# What is expected
Copy out the entire listing below exactly, but without its pictures.

# Data
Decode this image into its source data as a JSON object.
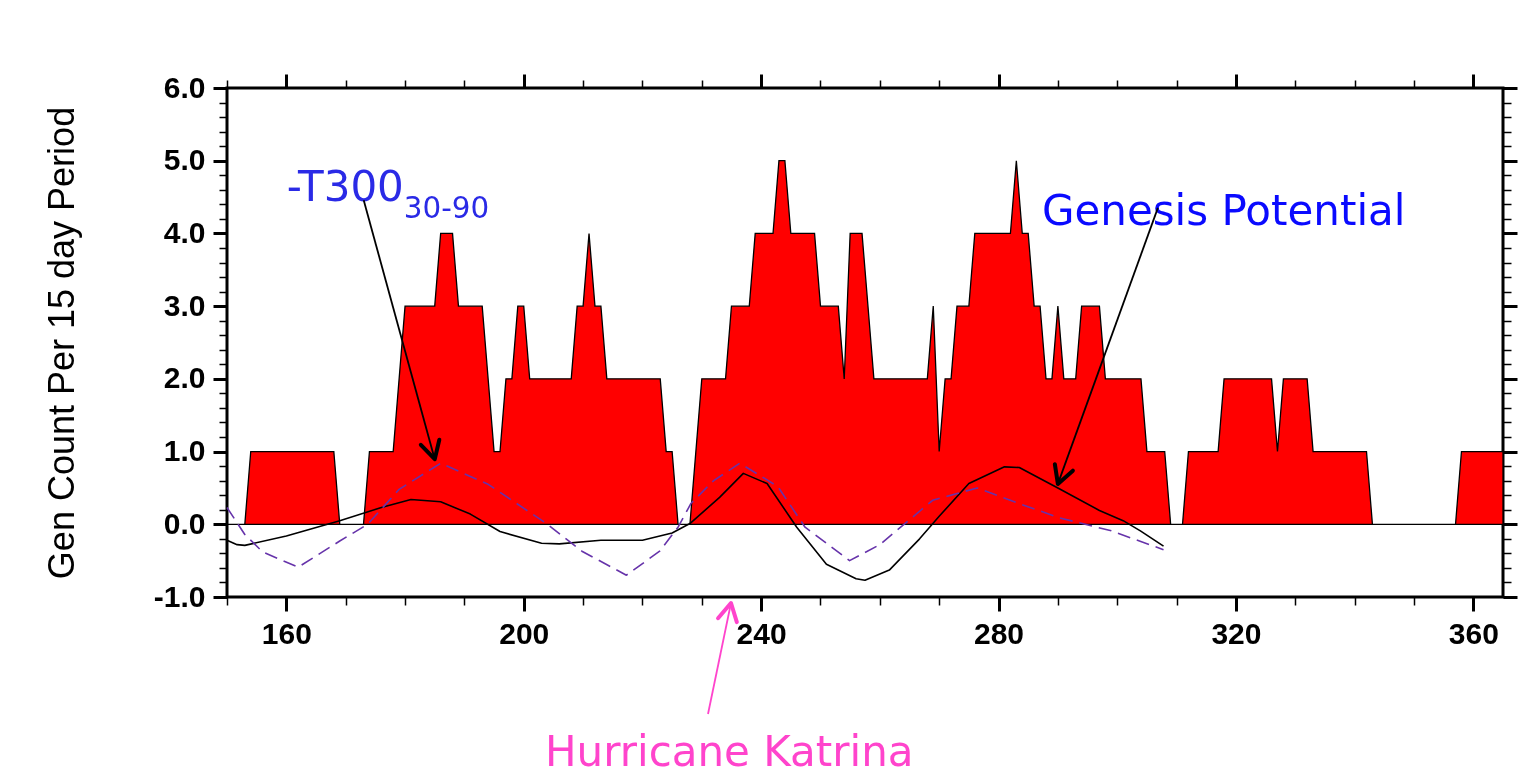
{
  "chart_data": {
    "type": "area",
    "ylabel": "Gen Count Per 15 day Period",
    "xlim": [
      150,
      365
    ],
    "xticks": [
      {
        "value": 150,
        "label": null
      },
      160,
      {
        "value": 170,
        "label": null
      },
      {
        "value": 180,
        "label": null
      },
      {
        "value": 190,
        "label": null
      },
      200,
      {
        "value": 210,
        "label": null
      },
      {
        "value": 220,
        "label": null
      },
      {
        "value": 230,
        "label": null
      },
      240,
      {
        "value": 250,
        "label": null
      },
      {
        "value": 260,
        "label": null
      },
      {
        "value": 270,
        "label": null
      },
      280,
      {
        "value": 290,
        "label": null
      },
      {
        "value": 300,
        "label": null
      },
      {
        "value": 310,
        "label": null
      },
      320,
      {
        "value": 330,
        "label": null
      },
      {
        "value": 340,
        "label": null
      },
      {
        "value": 350,
        "label": null
      },
      360
    ],
    "ylim": [
      -1,
      6
    ],
    "yticks": [
      {
        "value": -1,
        "label": "-1.0"
      },
      {
        "value": -0.8,
        "label": null
      },
      {
        "value": -0.6,
        "label": null
      },
      {
        "value": -0.4,
        "label": null
      },
      {
        "value": -0.2,
        "label": null
      },
      {
        "value": 0,
        "label": "0.0"
      },
      {
        "value": 0.2,
        "label": null
      },
      {
        "value": 0.4,
        "label": null
      },
      {
        "value": 0.6,
        "label": null
      },
      {
        "value": 0.8,
        "label": null
      },
      {
        "value": 1,
        "label": "1.0"
      },
      {
        "value": 1.2,
        "label": null
      },
      {
        "value": 1.4,
        "label": null
      },
      {
        "value": 1.6,
        "label": null
      },
      {
        "value": 1.8,
        "label": null
      },
      {
        "value": 2,
        "label": "2.0"
      },
      {
        "value": 2.2,
        "label": null
      },
      {
        "value": 2.4,
        "label": null
      },
      {
        "value": 2.6,
        "label": null
      },
      {
        "value": 2.8,
        "label": null
      },
      {
        "value": 3,
        "label": "3.0"
      },
      {
        "value": 3.2,
        "label": null
      },
      {
        "value": 3.4,
        "label": null
      },
      {
        "value": 3.6,
        "label": null
      },
      {
        "value": 3.8,
        "label": null
      },
      {
        "value": 4,
        "label": "4.0"
      },
      {
        "value": 4.2,
        "label": null
      },
      {
        "value": 4.4,
        "label": null
      },
      {
        "value": 4.6,
        "label": null
      },
      {
        "value": 4.8,
        "label": null
      },
      {
        "value": 5,
        "label": "5.0"
      },
      {
        "value": 5.2,
        "label": null
      },
      {
        "value": 5.4,
        "label": null
      },
      {
        "value": 5.6,
        "label": null
      },
      {
        "value": 5.8,
        "label": null
      },
      {
        "value": 6,
        "label": "6.0"
      }
    ],
    "series": [
      {
        "color": "#ff0000",
        "x": [
          150,
          153,
          154,
          168,
          169,
          173,
          174,
          178,
          180,
          185,
          186,
          188,
          189,
          193,
          195,
          196,
          197,
          198,
          199,
          200,
          201,
          208,
          209,
          210,
          211,
          212,
          213,
          214,
          223,
          224,
          225,
          226,
          228,
          230,
          234,
          235,
          238,
          239,
          242,
          243,
          244,
          245,
          249,
          250,
          253,
          254,
          255,
          257,
          259,
          268,
          269,
          270,
          271,
          272,
          273,
          275,
          276,
          282,
          283,
          284,
          285,
          286,
          287,
          288,
          289,
          290,
          291,
          293,
          294,
          297,
          298,
          304,
          305,
          308,
          309,
          311,
          312,
          317,
          318,
          326,
          327,
          328,
          332,
          333,
          342,
          343,
          357,
          358,
          365
        ],
        "values": [
          0,
          0,
          1,
          1,
          0,
          0,
          1,
          1,
          3,
          3,
          4,
          4,
          3,
          3,
          1,
          1,
          2,
          2,
          3,
          3,
          2,
          2,
          3,
          3,
          4,
          3,
          3,
          2,
          2,
          1,
          1,
          0,
          0,
          2,
          2,
          3,
          3,
          4,
          4,
          5,
          5,
          4,
          4,
          3,
          3,
          2,
          4,
          4,
          2,
          2,
          3,
          1,
          2,
          2,
          3,
          3,
          4,
          4,
          5,
          4,
          4,
          3,
          3,
          2,
          2,
          3,
          2,
          2,
          3,
          3,
          2,
          2,
          1,
          1,
          0,
          0,
          1,
          1,
          2,
          2,
          1,
          2,
          2,
          1,
          1,
          0,
          0,
          1,
          1
        ]
      },
      {
        "type": "line",
        "color": "#000000",
        "x": [
          150,
          151.7,
          153,
          160,
          169,
          176,
          181,
          186,
          191,
          196,
          203,
          206,
          213,
          220,
          225,
          228,
          233,
          237,
          241,
          246,
          251,
          256,
          257.5,
          261.6,
          266.7,
          270,
          275,
          281,
          283.5,
          290,
          297,
          301,
          303.9,
          307.8
        ],
        "values": [
          -0.22,
          -0.28,
          -0.29,
          -0.16,
          0.05,
          0.23,
          0.34,
          0.31,
          0.14,
          -0.1,
          -0.26,
          -0.27,
          -0.22,
          -0.22,
          -0.12,
          0.01,
          0.37,
          0.7,
          0.56,
          -0.04,
          -0.55,
          -0.75,
          -0.77,
          -0.63,
          -0.2,
          0.11,
          0.56,
          0.79,
          0.78,
          0.5,
          0.19,
          0.05,
          -0.09,
          -0.3
        ]
      },
      {
        "type": "line",
        "color": "#6633aa",
        "line_style": "dashed",
        "x": [
          150,
          153,
          156,
          162,
          169,
          173.7,
          179,
          186,
          194,
          204,
          209.8,
          217.3,
          222.9,
          226,
          228.2,
          232,
          236.4,
          242.8,
          247.4,
          254.9,
          260,
          268.9,
          276.4,
          283.3,
          290.2,
          299,
          307.8
        ],
        "values": [
          0.23,
          -0.14,
          -0.38,
          -0.59,
          -0.23,
          0,
          0.48,
          0.84,
          0.55,
          0,
          -0.37,
          -0.7,
          -0.37,
          -0.04,
          0.29,
          0.6,
          0.84,
          0.52,
          -0.04,
          -0.5,
          -0.28,
          0.33,
          0.5,
          0.29,
          0.09,
          -0.09,
          -0.35
        ]
      }
    ],
    "annotations": [
      {
        "text": "-T300$_{30-90}$",
        "x": 185,
        "y": 0.84
      },
      {
        "text": "Genesis Potential",
        "x": 290,
        "y": 0.5
      },
      "Hurricane Katrina"
    ]
  }
}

# Completed exercise
Decode this image into its source data as a JSON object.
{
  "chart_data": {
    "type": "area",
    "ylabel": "Gen Count Per 15 day Period",
    "xlim": [
      150,
      365
    ],
    "xticks": [
      {
        "value": 150,
        "label": null
      },
      160,
      {
        "value": 170,
        "label": null
      },
      {
        "value": 180,
        "label": null
      },
      {
        "value": 190,
        "label": null
      },
      200,
      {
        "value": 210,
        "label": null
      },
      {
        "value": 220,
        "label": null
      },
      {
        "value": 230,
        "label": null
      },
      240,
      {
        "value": 250,
        "label": null
      },
      {
        "value": 260,
        "label": null
      },
      {
        "value": 270,
        "label": null
      },
      280,
      {
        "value": 290,
        "label": null
      },
      {
        "value": 300,
        "label": null
      },
      {
        "value": 310,
        "label": null
      },
      320,
      {
        "value": 330,
        "label": null
      },
      {
        "value": 340,
        "label": null
      },
      {
        "value": 350,
        "label": null
      },
      360
    ],
    "ylim": [
      -1,
      6
    ],
    "yticks": [
      {
        "value": -1,
        "label": "-1.0"
      },
      {
        "value": -0.8,
        "label": null
      },
      {
        "value": -0.6,
        "label": null
      },
      {
        "value": -0.4,
        "label": null
      },
      {
        "value": -0.2,
        "label": null
      },
      {
        "value": 0,
        "label": "0.0"
      },
      {
        "value": 0.2,
        "label": null
      },
      {
        "value": 0.4,
        "label": null
      },
      {
        "value": 0.6,
        "label": null
      },
      {
        "value": 0.8,
        "label": null
      },
      {
        "value": 1,
        "label": "1.0"
      },
      {
        "value": 1.2,
        "label": null
      },
      {
        "value": 1.4,
        "label": null
      },
      {
        "value": 1.6,
        "label": null
      },
      {
        "value": 1.8,
        "label": null
      },
      {
        "value": 2,
        "label": "2.0"
      },
      {
        "value": 2.2,
        "label": null
      },
      {
        "value": 2.4,
        "label": null
      },
      {
        "value": 2.6,
        "label": null
      },
      {
        "value": 2.8,
        "label": null
      },
      {
        "value": 3,
        "label": "3.0"
      },
      {
        "value": 3.2,
        "label": null
      },
      {
        "value": 3.4,
        "label": null
      },
      {
        "value": 3.6,
        "label": null
      },
      {
        "value": 3.8,
        "label": null
      },
      {
        "value": 4,
        "label": "4.0"
      },
      {
        "value": 4.2,
        "label": null
      },
      {
        "value": 4.4,
        "label": null
      },
      {
        "value": 4.6,
        "label": null
      },
      {
        "value": 4.8,
        "label": null
      },
      {
        "value": 5,
        "label": "5.0"
      },
      {
        "value": 5.2,
        "label": null
      },
      {
        "value": 5.4,
        "label": null
      },
      {
        "value": 5.6,
        "label": null
      },
      {
        "value": 5.8,
        "label": null
      },
      {
        "value": 6,
        "label": "6.0"
      }
    ],
    "series": [
      {
        "color": "#ff0000",
        "x": [
          150,
          153,
          154,
          168,
          169,
          173,
          174,
          178,
          180,
          185,
          186,
          188,
          189,
          193,
          195,
          196,
          197,
          198,
          199,
          200,
          201,
          208,
          209,
          210,
          211,
          212,
          213,
          214,
          223,
          224,
          225,
          226,
          228,
          230,
          234,
          235,
          238,
          239,
          242,
          243,
          244,
          245,
          249,
          250,
          253,
          254,
          255,
          257,
          259,
          268,
          269,
          270,
          271,
          272,
          273,
          275,
          276,
          282,
          283,
          284,
          285,
          286,
          287,
          288,
          289,
          290,
          291,
          293,
          294,
          297,
          298,
          304,
          305,
          308,
          309,
          311,
          312,
          317,
          318,
          326,
          327,
          328,
          332,
          333,
          342,
          343,
          357,
          358,
          365
        ],
        "values": [
          0,
          0,
          1,
          1,
          0,
          0,
          1,
          1,
          3,
          3,
          4,
          4,
          3,
          3,
          1,
          1,
          2,
          2,
          3,
          3,
          2,
          2,
          3,
          3,
          4,
          3,
          3,
          2,
          2,
          1,
          1,
          0,
          0,
          2,
          2,
          3,
          3,
          4,
          4,
          5,
          5,
          4,
          4,
          3,
          3,
          2,
          4,
          4,
          2,
          2,
          3,
          1,
          2,
          2,
          3,
          3,
          4,
          4,
          5,
          4,
          4,
          3,
          3,
          2,
          2,
          3,
          2,
          2,
          3,
          3,
          2,
          2,
          1,
          1,
          0,
          0,
          1,
          1,
          2,
          2,
          1,
          2,
          2,
          1,
          1,
          0,
          0,
          1,
          1
        ]
      },
      {
        "type": "line",
        "color": "#000000",
        "x": [
          150,
          151.7,
          153,
          160,
          169,
          176,
          181,
          186,
          191,
          196,
          203,
          206,
          213,
          220,
          225,
          228,
          233,
          237,
          241,
          246,
          251,
          256,
          257.5,
          261.6,
          266.7,
          270,
          275,
          281,
          283.5,
          290,
          297,
          301,
          303.9,
          307.8
        ],
        "values": [
          -0.22,
          -0.28,
          -0.29,
          -0.16,
          0.05,
          0.23,
          0.34,
          0.31,
          0.14,
          -0.1,
          -0.26,
          -0.27,
          -0.22,
          -0.22,
          -0.12,
          0.01,
          0.37,
          0.7,
          0.56,
          -0.04,
          -0.55,
          -0.75,
          -0.77,
          -0.63,
          -0.2,
          0.11,
          0.56,
          0.79,
          0.78,
          0.5,
          0.19,
          0.05,
          -0.09,
          -0.3
        ]
      },
      {
        "type": "line",
        "color": "#6633aa",
        "line_style": "dashed",
        "x": [
          150,
          153,
          156,
          162,
          169,
          173.7,
          179,
          186,
          194,
          204,
          209.8,
          217.3,
          222.9,
          226,
          228.2,
          232,
          236.4,
          242.8,
          247.4,
          254.9,
          260,
          268.9,
          276.4,
          283.3,
          290.2,
          299,
          307.8
        ],
        "values": [
          0.23,
          -0.14,
          -0.38,
          -0.59,
          -0.23,
          0,
          0.48,
          0.84,
          0.55,
          0,
          -0.37,
          -0.7,
          -0.37,
          -0.04,
          0.29,
          0.6,
          0.84,
          0.52,
          -0.04,
          -0.5,
          -0.28,
          0.33,
          0.5,
          0.29,
          0.09,
          -0.09,
          -0.35
        ]
      }
    ],
    "annotations": [
      {
        "text": "-T300$_{30-90}$",
        "x": 185,
        "y": 0.84
      },
      {
        "text": "Genesis Potential",
        "x": 290,
        "y": 0.5
      },
      "Hurricane Katrina"
    ]
  }
}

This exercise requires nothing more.